What the task requires>
Say how many lines contain the string "Допуски". Give no other output.

Material shown>

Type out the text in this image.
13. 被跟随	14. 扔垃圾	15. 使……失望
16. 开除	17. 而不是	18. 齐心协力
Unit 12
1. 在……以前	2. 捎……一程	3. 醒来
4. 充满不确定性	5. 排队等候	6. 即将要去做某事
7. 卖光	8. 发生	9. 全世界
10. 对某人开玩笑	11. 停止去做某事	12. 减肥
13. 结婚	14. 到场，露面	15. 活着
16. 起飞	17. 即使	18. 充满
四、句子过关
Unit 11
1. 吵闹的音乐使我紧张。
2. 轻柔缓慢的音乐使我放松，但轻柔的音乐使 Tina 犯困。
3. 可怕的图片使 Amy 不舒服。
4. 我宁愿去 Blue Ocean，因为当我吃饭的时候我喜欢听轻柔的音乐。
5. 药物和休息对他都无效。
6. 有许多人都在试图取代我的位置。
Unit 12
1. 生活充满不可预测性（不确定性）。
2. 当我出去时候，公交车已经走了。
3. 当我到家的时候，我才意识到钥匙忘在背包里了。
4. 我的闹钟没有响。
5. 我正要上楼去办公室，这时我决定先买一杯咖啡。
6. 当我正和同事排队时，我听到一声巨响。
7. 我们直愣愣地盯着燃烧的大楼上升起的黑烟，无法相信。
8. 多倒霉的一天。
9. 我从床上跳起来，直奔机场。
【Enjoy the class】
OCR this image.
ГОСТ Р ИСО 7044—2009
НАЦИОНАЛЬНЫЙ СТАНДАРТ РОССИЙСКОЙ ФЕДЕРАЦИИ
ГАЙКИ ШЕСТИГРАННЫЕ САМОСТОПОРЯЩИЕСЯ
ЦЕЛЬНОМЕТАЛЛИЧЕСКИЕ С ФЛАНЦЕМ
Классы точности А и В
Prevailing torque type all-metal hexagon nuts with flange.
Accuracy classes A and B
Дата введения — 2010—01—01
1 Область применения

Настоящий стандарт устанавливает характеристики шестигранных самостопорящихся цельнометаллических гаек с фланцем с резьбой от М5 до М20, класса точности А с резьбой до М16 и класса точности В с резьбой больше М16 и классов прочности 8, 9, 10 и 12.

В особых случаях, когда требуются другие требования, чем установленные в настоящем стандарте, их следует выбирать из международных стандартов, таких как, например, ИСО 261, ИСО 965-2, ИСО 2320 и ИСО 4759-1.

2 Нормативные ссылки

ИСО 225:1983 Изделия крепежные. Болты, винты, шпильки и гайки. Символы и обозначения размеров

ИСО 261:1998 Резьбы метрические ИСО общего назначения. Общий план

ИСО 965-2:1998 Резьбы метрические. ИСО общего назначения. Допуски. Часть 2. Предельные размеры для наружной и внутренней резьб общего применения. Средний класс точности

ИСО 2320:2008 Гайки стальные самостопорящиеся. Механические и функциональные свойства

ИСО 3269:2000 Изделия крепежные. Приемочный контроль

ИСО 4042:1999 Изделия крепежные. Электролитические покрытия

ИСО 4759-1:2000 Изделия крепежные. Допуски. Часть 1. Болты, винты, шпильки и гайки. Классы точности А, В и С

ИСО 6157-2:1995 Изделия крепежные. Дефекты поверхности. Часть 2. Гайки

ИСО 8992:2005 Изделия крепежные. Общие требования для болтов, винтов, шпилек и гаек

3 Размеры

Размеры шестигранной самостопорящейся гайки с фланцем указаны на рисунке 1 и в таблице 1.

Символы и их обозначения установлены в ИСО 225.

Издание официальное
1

Exercise solution>
2